[Stored records]
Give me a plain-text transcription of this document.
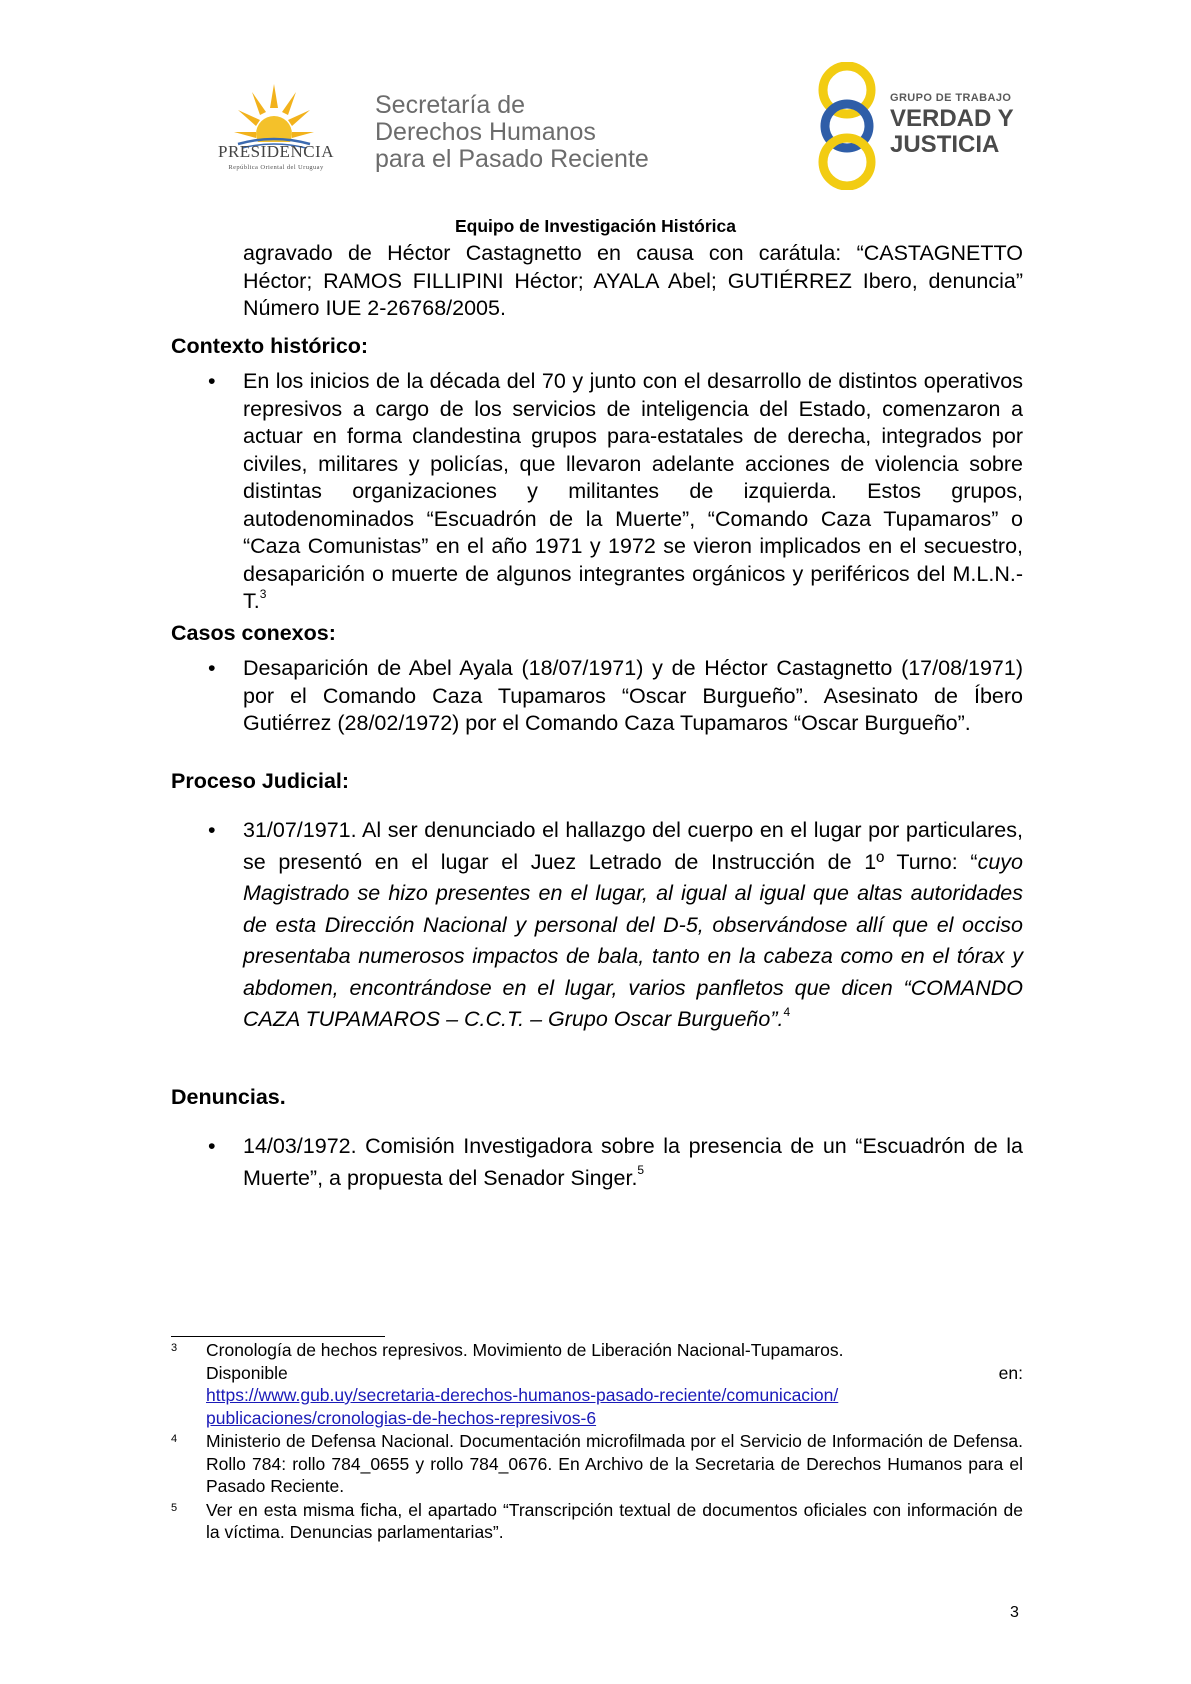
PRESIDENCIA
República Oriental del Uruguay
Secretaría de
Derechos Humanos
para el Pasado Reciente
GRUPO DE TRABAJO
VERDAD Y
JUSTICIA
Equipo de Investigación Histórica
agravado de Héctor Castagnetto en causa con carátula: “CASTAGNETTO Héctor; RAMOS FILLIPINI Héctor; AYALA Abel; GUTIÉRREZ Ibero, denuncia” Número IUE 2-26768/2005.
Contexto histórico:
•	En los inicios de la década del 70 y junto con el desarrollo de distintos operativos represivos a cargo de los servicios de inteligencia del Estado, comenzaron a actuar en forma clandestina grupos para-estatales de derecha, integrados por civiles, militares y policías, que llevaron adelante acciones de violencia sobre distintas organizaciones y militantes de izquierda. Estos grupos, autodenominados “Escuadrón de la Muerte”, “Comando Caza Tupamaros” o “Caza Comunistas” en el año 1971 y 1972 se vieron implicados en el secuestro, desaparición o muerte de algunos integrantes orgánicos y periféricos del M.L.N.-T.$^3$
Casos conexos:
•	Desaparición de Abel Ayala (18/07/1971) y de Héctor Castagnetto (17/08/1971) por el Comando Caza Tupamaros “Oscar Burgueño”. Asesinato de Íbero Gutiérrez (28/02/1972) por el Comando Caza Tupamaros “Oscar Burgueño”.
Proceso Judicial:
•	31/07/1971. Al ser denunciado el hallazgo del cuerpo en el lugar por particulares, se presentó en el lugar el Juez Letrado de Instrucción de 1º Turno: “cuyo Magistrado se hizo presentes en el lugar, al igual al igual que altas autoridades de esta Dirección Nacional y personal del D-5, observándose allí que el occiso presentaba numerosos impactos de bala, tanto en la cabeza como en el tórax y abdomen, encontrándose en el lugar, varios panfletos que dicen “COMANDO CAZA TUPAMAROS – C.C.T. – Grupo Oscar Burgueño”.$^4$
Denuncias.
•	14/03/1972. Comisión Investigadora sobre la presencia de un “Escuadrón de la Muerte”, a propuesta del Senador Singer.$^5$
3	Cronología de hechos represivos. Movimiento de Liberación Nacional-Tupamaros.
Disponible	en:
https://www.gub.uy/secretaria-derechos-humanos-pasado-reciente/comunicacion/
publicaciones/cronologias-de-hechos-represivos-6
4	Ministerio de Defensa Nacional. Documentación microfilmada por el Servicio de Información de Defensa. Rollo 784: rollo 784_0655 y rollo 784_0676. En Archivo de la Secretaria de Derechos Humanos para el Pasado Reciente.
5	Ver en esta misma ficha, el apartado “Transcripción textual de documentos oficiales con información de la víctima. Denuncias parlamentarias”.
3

## To do
Retype each record exactly as it stands, but do not include the pictures.

## Right answer
Give me a plain-text transcription of this document.
PRESIDENCIA
República Oriental del Uruguay
Secretaría de
Derechos Humanos
para el Pasado Reciente
GRUPO DE TRABAJO
VERDAD Y
JUSTICIA
Equipo de Investigación Histórica
agravado de Héctor Castagnetto en causa con carátula: “CASTAGNETTO Héctor; RAMOS FILLIPINI Héctor; AYALA Abel; GUTIÉRREZ Ibero, denuncia” Número IUE 2-26768/2005.
Contexto histórico:
•	En los inicios de la década del 70 y junto con el desarrollo de distintos operativos represivos a cargo de los servicios de inteligencia del Estado, comenzaron a actuar en forma clandestina grupos para-estatales de derecha, integrados por civiles, militares y policías, que llevaron adelante acciones de violencia sobre distintas organizaciones y militantes de izquierda. Estos grupos, autodenominados “Escuadrón de la Muerte”, “Comando Caza Tupamaros” o “Caza Comunistas” en el año 1971 y 1972 se vieron implicados en el secuestro, desaparición o muerte de algunos integrantes orgánicos y periféricos del M.L.N.-T.$^3$
Casos conexos:
•	Desaparición de Abel Ayala (18/07/1971) y de Héctor Castagnetto (17/08/1971) por el Comando Caza Tupamaros “Oscar Burgueño”. Asesinato de Íbero Gutiérrez (28/02/1972) por el Comando Caza Tupamaros “Oscar Burgueño”.
Proceso Judicial:
•	31/07/1971. Al ser denunciado el hallazgo del cuerpo en el lugar por particulares, se presentó en el lugar el Juez Letrado de Instrucción de 1º Turno: “cuyo Magistrado se hizo presentes en el lugar, al igual al igual que altas autoridades de esta Dirección Nacional y personal del D-5, observándose allí que el occiso presentaba numerosos impactos de bala, tanto en la cabeza como en el tórax y abdomen, encontrándose en el lugar, varios panfletos que dicen “COMANDO CAZA TUPAMAROS – C.C.T. – Grupo Oscar Burgueño”.$^4$
Denuncias.
•	14/03/1972. Comisión Investigadora sobre la presencia de un “Escuadrón de la Muerte”, a propuesta del Senador Singer.$^5$
3	Cronología de hechos represivos. Movimiento de Liberación Nacional-Tupamaros.
Disponible	en:
https://www.gub.uy/secretaria-derechos-humanos-pasado-reciente/comunicacion/
publicaciones/cronologias-de-hechos-represivos-6
4	Ministerio de Defensa Nacional. Documentación microfilmada por el Servicio de Información de Defensa. Rollo 784: rollo 784_0655 y rollo 784_0676. En Archivo de la Secretaria de Derechos Humanos para el Pasado Reciente.
5	Ver en esta misma ficha, el apartado “Transcripción textual de documentos oficiales con información de la víctima. Denuncias parlamentarias”.
3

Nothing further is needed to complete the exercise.